───── Material for this task

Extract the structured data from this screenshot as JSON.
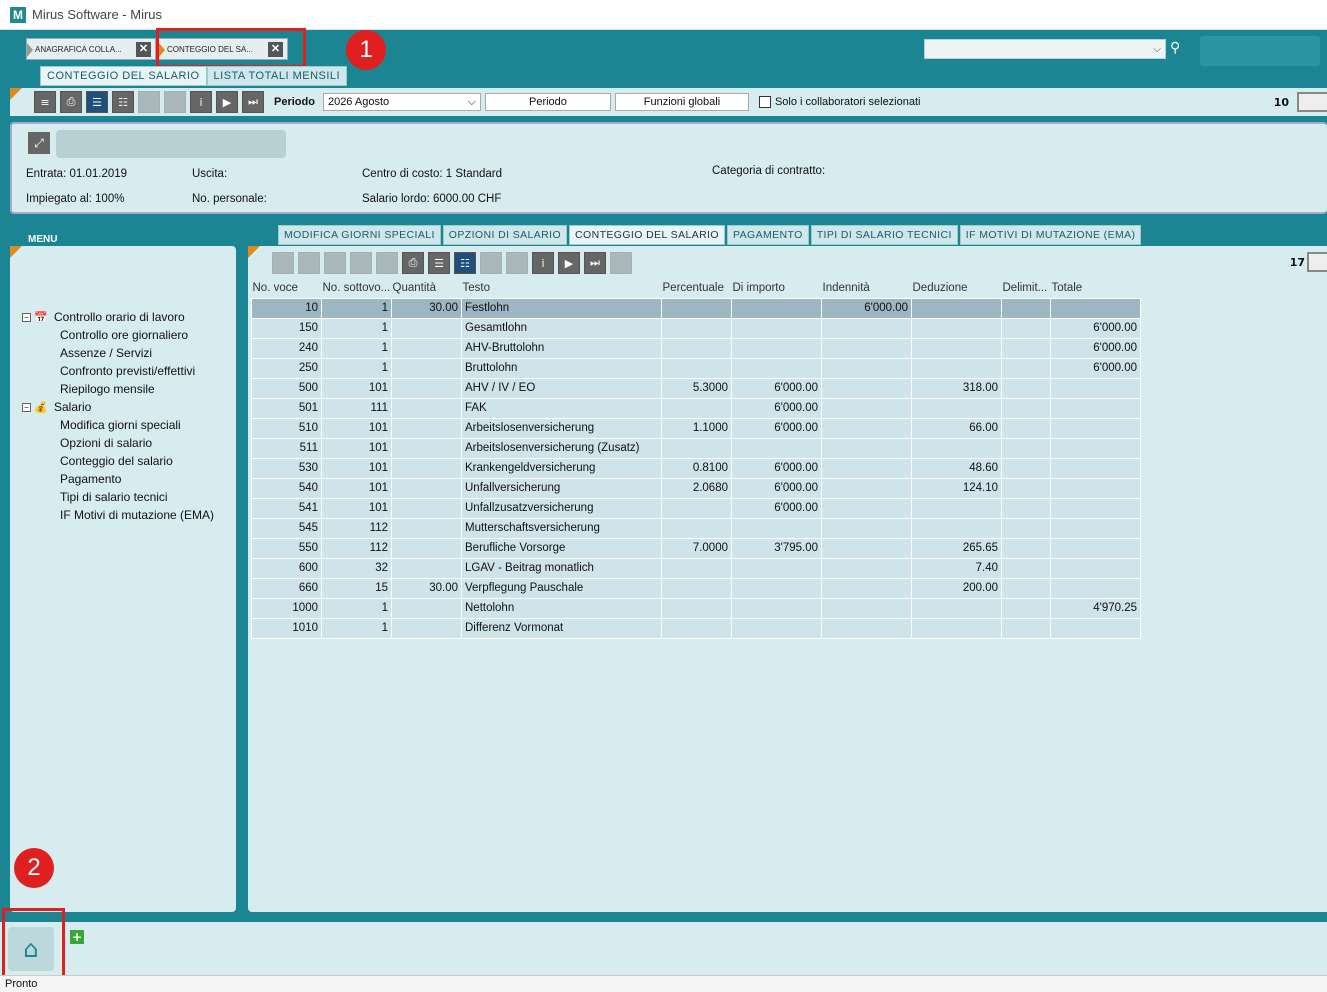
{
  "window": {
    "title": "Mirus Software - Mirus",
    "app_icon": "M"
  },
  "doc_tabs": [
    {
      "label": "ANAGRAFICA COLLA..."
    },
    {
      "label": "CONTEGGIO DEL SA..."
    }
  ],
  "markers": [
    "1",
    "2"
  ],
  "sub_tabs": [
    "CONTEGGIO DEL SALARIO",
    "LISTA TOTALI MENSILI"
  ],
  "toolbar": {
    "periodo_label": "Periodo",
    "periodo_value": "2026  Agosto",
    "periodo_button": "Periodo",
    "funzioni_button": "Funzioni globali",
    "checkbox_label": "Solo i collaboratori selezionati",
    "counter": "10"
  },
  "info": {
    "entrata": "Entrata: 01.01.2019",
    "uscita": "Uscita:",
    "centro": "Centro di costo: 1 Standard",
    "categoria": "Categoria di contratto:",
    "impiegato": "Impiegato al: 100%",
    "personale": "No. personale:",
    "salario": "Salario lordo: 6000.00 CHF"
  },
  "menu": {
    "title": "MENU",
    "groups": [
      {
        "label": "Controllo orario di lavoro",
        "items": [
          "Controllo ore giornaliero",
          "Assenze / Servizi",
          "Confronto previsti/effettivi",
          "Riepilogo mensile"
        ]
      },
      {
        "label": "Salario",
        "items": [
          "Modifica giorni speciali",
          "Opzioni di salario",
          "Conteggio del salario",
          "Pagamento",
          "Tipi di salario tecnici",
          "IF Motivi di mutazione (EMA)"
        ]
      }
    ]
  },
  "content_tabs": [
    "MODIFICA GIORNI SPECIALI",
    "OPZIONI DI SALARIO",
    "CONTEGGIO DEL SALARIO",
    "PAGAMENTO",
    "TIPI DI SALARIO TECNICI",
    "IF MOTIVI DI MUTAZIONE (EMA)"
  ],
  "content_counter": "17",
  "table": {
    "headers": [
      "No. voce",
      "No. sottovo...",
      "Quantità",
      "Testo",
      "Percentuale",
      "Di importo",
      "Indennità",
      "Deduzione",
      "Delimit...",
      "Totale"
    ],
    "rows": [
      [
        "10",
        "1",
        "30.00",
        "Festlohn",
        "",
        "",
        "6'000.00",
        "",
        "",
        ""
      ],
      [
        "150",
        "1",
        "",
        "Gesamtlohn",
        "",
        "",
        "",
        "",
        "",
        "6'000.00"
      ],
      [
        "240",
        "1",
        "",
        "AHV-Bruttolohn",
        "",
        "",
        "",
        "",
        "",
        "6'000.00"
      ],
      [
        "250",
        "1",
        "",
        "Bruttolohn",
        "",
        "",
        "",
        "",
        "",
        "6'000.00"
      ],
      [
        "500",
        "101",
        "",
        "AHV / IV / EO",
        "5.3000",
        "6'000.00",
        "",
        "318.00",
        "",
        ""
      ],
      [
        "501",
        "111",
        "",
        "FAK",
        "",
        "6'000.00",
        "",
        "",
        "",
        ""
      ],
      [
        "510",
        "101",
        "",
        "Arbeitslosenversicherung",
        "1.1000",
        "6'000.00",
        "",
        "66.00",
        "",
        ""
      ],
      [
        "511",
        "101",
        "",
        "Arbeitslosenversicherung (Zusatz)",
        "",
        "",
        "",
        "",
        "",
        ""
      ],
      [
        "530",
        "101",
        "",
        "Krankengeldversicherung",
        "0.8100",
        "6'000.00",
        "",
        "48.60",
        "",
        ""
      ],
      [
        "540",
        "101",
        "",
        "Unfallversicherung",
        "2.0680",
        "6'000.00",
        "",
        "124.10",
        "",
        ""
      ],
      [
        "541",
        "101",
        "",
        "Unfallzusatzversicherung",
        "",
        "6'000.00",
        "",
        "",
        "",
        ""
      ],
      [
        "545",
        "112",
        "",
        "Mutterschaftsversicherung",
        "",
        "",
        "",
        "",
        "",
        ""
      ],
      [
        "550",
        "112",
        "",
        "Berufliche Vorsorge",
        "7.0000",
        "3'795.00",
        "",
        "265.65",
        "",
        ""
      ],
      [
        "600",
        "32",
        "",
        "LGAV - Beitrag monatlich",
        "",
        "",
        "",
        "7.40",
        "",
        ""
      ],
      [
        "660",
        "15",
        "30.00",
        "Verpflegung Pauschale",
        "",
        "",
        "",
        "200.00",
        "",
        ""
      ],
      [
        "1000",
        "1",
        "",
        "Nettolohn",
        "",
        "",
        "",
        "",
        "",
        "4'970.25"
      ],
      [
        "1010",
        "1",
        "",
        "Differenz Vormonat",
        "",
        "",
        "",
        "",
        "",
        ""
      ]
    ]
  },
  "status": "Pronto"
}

──────────
───── Material for this task

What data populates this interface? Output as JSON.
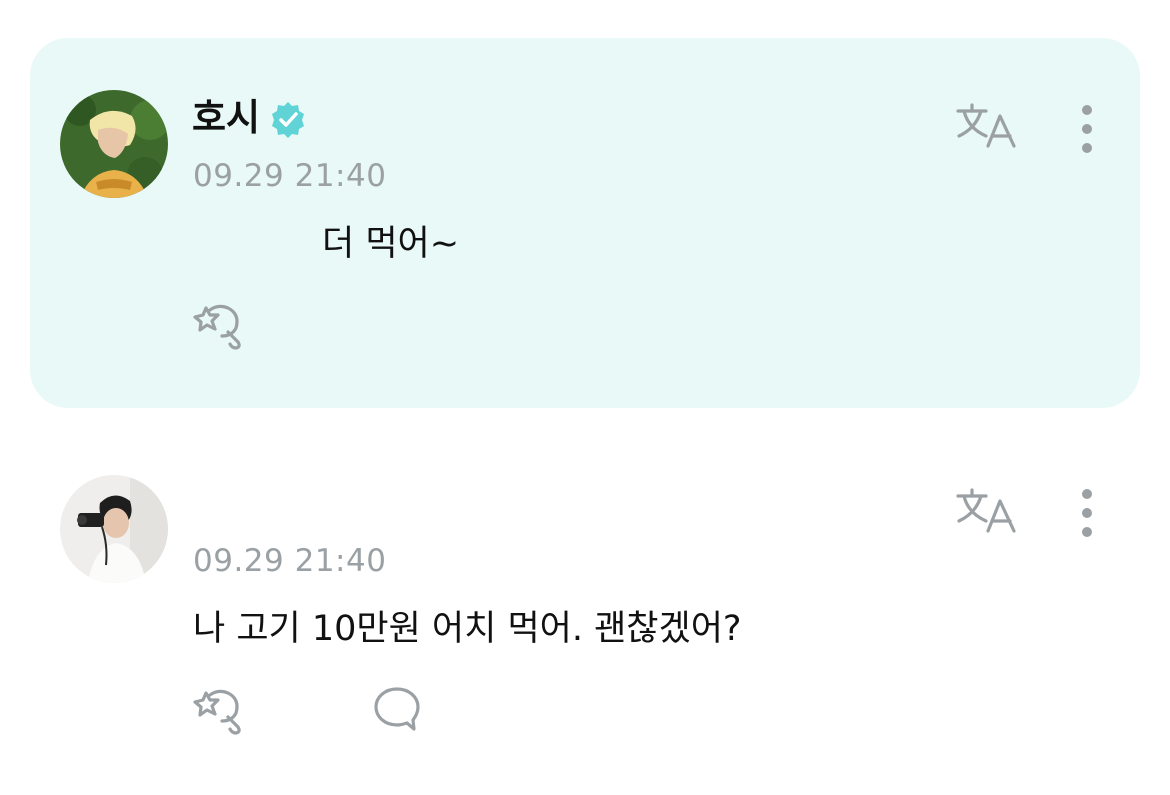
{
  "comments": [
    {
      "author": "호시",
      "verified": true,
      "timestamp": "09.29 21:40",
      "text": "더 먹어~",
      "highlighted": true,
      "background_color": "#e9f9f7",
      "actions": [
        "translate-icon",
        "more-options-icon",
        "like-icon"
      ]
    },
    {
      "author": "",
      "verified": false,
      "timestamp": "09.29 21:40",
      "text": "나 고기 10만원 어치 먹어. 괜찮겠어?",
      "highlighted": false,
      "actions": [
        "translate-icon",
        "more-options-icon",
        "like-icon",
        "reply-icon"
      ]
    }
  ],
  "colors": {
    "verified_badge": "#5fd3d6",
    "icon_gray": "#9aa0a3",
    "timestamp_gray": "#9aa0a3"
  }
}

──────────

Exercise task:
Identify the lines of the entries containing the string "Arbeitslosenversicherung". Copy each such line.

Finished answer:
        "Arbeitslosenversicherung",
        "Arbeitslosenversicherung (Zusatz)",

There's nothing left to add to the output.